What is expected
Could you please write out each line of the records exactly, minus the pictures?

Figure record listings

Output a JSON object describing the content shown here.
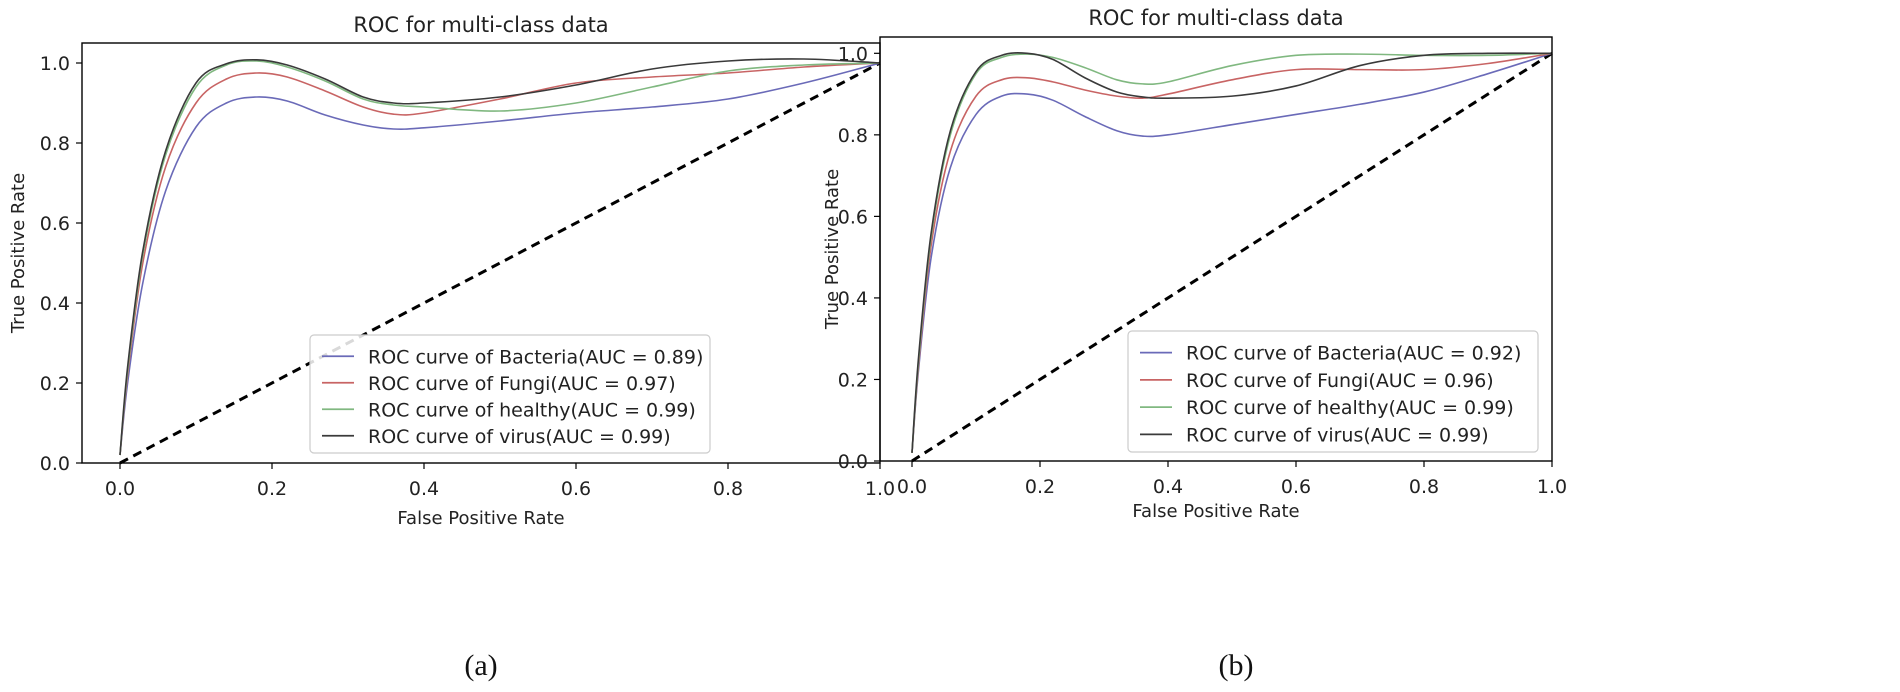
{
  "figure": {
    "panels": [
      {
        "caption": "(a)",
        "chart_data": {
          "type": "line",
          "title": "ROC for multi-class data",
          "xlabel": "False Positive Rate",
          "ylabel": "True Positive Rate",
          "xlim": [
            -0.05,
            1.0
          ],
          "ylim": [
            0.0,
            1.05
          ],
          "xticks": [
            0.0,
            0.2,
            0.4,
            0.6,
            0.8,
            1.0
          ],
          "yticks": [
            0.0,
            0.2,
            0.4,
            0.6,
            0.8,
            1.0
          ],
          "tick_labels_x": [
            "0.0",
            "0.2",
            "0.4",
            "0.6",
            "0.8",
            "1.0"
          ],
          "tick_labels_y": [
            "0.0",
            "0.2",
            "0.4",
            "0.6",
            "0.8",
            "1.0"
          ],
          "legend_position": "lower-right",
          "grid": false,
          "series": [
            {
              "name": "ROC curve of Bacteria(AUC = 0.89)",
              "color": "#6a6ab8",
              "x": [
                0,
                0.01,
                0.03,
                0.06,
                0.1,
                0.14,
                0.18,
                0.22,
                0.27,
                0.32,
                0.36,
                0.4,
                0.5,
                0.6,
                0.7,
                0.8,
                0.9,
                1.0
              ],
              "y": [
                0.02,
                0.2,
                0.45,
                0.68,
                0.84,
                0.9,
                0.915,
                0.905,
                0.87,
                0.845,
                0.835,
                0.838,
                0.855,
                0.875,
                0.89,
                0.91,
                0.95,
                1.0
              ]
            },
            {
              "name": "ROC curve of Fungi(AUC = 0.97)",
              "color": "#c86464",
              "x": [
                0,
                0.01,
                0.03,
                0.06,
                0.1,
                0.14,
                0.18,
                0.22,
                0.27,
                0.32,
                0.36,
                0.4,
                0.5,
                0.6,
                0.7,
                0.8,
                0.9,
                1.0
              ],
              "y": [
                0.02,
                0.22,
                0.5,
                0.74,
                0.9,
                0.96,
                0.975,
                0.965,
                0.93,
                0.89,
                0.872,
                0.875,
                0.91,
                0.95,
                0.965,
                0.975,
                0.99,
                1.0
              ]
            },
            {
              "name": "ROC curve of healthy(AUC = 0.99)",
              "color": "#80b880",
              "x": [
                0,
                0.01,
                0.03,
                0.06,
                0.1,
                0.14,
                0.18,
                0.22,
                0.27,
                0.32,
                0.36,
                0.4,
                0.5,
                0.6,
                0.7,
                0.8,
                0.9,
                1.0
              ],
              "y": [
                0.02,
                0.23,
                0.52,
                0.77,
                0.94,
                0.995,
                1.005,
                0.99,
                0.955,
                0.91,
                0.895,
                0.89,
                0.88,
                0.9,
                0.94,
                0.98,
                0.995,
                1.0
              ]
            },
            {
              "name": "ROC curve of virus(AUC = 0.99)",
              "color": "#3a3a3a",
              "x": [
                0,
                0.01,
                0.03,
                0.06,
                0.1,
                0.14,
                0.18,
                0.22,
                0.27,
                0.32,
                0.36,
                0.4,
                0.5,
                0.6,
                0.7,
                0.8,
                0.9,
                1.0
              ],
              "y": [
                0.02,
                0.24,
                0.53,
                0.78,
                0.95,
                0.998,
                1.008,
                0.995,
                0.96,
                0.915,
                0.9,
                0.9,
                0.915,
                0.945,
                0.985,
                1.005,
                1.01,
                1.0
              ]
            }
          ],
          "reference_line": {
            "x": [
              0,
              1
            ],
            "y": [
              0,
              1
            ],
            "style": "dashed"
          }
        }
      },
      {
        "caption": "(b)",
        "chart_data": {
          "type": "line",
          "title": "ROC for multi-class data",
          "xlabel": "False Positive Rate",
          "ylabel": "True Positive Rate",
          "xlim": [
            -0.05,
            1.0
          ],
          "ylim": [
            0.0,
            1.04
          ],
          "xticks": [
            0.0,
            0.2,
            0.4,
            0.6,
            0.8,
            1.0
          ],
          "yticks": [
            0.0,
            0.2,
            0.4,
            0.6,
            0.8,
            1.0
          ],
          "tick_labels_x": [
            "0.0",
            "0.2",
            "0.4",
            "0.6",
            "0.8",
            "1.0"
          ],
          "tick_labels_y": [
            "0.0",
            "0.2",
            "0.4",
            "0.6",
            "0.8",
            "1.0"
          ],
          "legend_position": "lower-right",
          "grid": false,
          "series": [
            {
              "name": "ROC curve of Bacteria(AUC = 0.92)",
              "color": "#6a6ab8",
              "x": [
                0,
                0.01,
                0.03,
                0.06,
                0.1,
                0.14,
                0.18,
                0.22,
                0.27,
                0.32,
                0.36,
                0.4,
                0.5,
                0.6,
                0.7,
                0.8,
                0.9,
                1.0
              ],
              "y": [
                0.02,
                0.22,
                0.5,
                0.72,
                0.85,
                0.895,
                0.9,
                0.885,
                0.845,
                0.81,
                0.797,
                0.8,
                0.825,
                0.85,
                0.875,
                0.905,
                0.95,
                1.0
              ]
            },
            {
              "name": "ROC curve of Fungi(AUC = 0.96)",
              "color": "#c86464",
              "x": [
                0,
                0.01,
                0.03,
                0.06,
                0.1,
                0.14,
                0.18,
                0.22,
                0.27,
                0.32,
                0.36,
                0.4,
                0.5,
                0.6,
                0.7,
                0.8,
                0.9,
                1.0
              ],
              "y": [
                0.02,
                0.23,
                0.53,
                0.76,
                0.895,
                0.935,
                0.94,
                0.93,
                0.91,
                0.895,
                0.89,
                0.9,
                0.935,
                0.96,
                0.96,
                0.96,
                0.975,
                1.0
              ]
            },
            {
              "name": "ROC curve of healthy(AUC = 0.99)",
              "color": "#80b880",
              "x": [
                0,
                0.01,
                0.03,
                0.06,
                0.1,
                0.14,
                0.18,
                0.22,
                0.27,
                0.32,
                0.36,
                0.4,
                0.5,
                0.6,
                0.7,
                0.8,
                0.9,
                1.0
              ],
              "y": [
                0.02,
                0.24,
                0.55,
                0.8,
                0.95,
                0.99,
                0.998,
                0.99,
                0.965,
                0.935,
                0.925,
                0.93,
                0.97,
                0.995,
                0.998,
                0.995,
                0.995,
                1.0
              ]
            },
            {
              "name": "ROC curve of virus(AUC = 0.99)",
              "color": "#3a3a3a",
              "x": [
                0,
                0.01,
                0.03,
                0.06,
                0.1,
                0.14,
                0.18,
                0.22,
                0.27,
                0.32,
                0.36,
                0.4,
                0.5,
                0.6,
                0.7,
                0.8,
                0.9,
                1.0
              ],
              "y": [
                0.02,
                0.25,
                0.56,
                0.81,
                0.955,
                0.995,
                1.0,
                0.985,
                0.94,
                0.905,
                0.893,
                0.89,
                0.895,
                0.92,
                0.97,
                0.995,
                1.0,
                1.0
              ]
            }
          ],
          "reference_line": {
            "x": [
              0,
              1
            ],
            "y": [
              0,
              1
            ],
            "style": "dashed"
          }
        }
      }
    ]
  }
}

Task response
Output a JSON object describing the content shown here.
{
  "figure": {
    "panels": [
      {
        "caption": "(a)",
        "chart_data": {
          "type": "line",
          "title": "ROC for multi-class data",
          "xlabel": "False Positive Rate",
          "ylabel": "True Positive Rate",
          "xlim": [
            -0.05,
            1.0
          ],
          "ylim": [
            0.0,
            1.05
          ],
          "xticks": [
            0.0,
            0.2,
            0.4,
            0.6,
            0.8,
            1.0
          ],
          "yticks": [
            0.0,
            0.2,
            0.4,
            0.6,
            0.8,
            1.0
          ],
          "tick_labels_x": [
            "0.0",
            "0.2",
            "0.4",
            "0.6",
            "0.8",
            "1.0"
          ],
          "tick_labels_y": [
            "0.0",
            "0.2",
            "0.4",
            "0.6",
            "0.8",
            "1.0"
          ],
          "legend_position": "lower-right",
          "grid": false,
          "series": [
            {
              "name": "ROC curve of Bacteria(AUC = 0.89)",
              "color": "#6a6ab8",
              "x": [
                0,
                0.01,
                0.03,
                0.06,
                0.1,
                0.14,
                0.18,
                0.22,
                0.27,
                0.32,
                0.36,
                0.4,
                0.5,
                0.6,
                0.7,
                0.8,
                0.9,
                1.0
              ],
              "y": [
                0.02,
                0.2,
                0.45,
                0.68,
                0.84,
                0.9,
                0.915,
                0.905,
                0.87,
                0.845,
                0.835,
                0.838,
                0.855,
                0.875,
                0.89,
                0.91,
                0.95,
                1.0
              ]
            },
            {
              "name": "ROC curve of Fungi(AUC = 0.97)",
              "color": "#c86464",
              "x": [
                0,
                0.01,
                0.03,
                0.06,
                0.1,
                0.14,
                0.18,
                0.22,
                0.27,
                0.32,
                0.36,
                0.4,
                0.5,
                0.6,
                0.7,
                0.8,
                0.9,
                1.0
              ],
              "y": [
                0.02,
                0.22,
                0.5,
                0.74,
                0.9,
                0.96,
                0.975,
                0.965,
                0.93,
                0.89,
                0.872,
                0.875,
                0.91,
                0.95,
                0.965,
                0.975,
                0.99,
                1.0
              ]
            },
            {
              "name": "ROC curve of healthy(AUC = 0.99)",
              "color": "#80b880",
              "x": [
                0,
                0.01,
                0.03,
                0.06,
                0.1,
                0.14,
                0.18,
                0.22,
                0.27,
                0.32,
                0.36,
                0.4,
                0.5,
                0.6,
                0.7,
                0.8,
                0.9,
                1.0
              ],
              "y": [
                0.02,
                0.23,
                0.52,
                0.77,
                0.94,
                0.995,
                1.005,
                0.99,
                0.955,
                0.91,
                0.895,
                0.89,
                0.88,
                0.9,
                0.94,
                0.98,
                0.995,
                1.0
              ]
            },
            {
              "name": "ROC curve of virus(AUC = 0.99)",
              "color": "#3a3a3a",
              "x": [
                0,
                0.01,
                0.03,
                0.06,
                0.1,
                0.14,
                0.18,
                0.22,
                0.27,
                0.32,
                0.36,
                0.4,
                0.5,
                0.6,
                0.7,
                0.8,
                0.9,
                1.0
              ],
              "y": [
                0.02,
                0.24,
                0.53,
                0.78,
                0.95,
                0.998,
                1.008,
                0.995,
                0.96,
                0.915,
                0.9,
                0.9,
                0.915,
                0.945,
                0.985,
                1.005,
                1.01,
                1.0
              ]
            }
          ],
          "reference_line": {
            "x": [
              0,
              1
            ],
            "y": [
              0,
              1
            ],
            "style": "dashed"
          }
        }
      },
      {
        "caption": "(b)",
        "chart_data": {
          "type": "line",
          "title": "ROC for multi-class data",
          "xlabel": "False Positive Rate",
          "ylabel": "True Positive Rate",
          "xlim": [
            -0.05,
            1.0
          ],
          "ylim": [
            0.0,
            1.04
          ],
          "xticks": [
            0.0,
            0.2,
            0.4,
            0.6,
            0.8,
            1.0
          ],
          "yticks": [
            0.0,
            0.2,
            0.4,
            0.6,
            0.8,
            1.0
          ],
          "tick_labels_x": [
            "0.0",
            "0.2",
            "0.4",
            "0.6",
            "0.8",
            "1.0"
          ],
          "tick_labels_y": [
            "0.0",
            "0.2",
            "0.4",
            "0.6",
            "0.8",
            "1.0"
          ],
          "legend_position": "lower-right",
          "grid": false,
          "series": [
            {
              "name": "ROC curve of Bacteria(AUC = 0.92)",
              "color": "#6a6ab8",
              "x": [
                0,
                0.01,
                0.03,
                0.06,
                0.1,
                0.14,
                0.18,
                0.22,
                0.27,
                0.32,
                0.36,
                0.4,
                0.5,
                0.6,
                0.7,
                0.8,
                0.9,
                1.0
              ],
              "y": [
                0.02,
                0.22,
                0.5,
                0.72,
                0.85,
                0.895,
                0.9,
                0.885,
                0.845,
                0.81,
                0.797,
                0.8,
                0.825,
                0.85,
                0.875,
                0.905,
                0.95,
                1.0
              ]
            },
            {
              "name": "ROC curve of Fungi(AUC = 0.96)",
              "color": "#c86464",
              "x": [
                0,
                0.01,
                0.03,
                0.06,
                0.1,
                0.14,
                0.18,
                0.22,
                0.27,
                0.32,
                0.36,
                0.4,
                0.5,
                0.6,
                0.7,
                0.8,
                0.9,
                1.0
              ],
              "y": [
                0.02,
                0.23,
                0.53,
                0.76,
                0.895,
                0.935,
                0.94,
                0.93,
                0.91,
                0.895,
                0.89,
                0.9,
                0.935,
                0.96,
                0.96,
                0.96,
                0.975,
                1.0
              ]
            },
            {
              "name": "ROC curve of healthy(AUC = 0.99)",
              "color": "#80b880",
              "x": [
                0,
                0.01,
                0.03,
                0.06,
                0.1,
                0.14,
                0.18,
                0.22,
                0.27,
                0.32,
                0.36,
                0.4,
                0.5,
                0.6,
                0.7,
                0.8,
                0.9,
                1.0
              ],
              "y": [
                0.02,
                0.24,
                0.55,
                0.8,
                0.95,
                0.99,
                0.998,
                0.99,
                0.965,
                0.935,
                0.925,
                0.93,
                0.97,
                0.995,
                0.998,
                0.995,
                0.995,
                1.0
              ]
            },
            {
              "name": "ROC curve of virus(AUC = 0.99)",
              "color": "#3a3a3a",
              "x": [
                0,
                0.01,
                0.03,
                0.06,
                0.1,
                0.14,
                0.18,
                0.22,
                0.27,
                0.32,
                0.36,
                0.4,
                0.5,
                0.6,
                0.7,
                0.8,
                0.9,
                1.0
              ],
              "y": [
                0.02,
                0.25,
                0.56,
                0.81,
                0.955,
                0.995,
                1.0,
                0.985,
                0.94,
                0.905,
                0.893,
                0.89,
                0.895,
                0.92,
                0.97,
                0.995,
                1.0,
                1.0
              ]
            }
          ],
          "reference_line": {
            "x": [
              0,
              1
            ],
            "y": [
              0,
              1
            ],
            "style": "dashed"
          }
        }
      }
    ]
  }
}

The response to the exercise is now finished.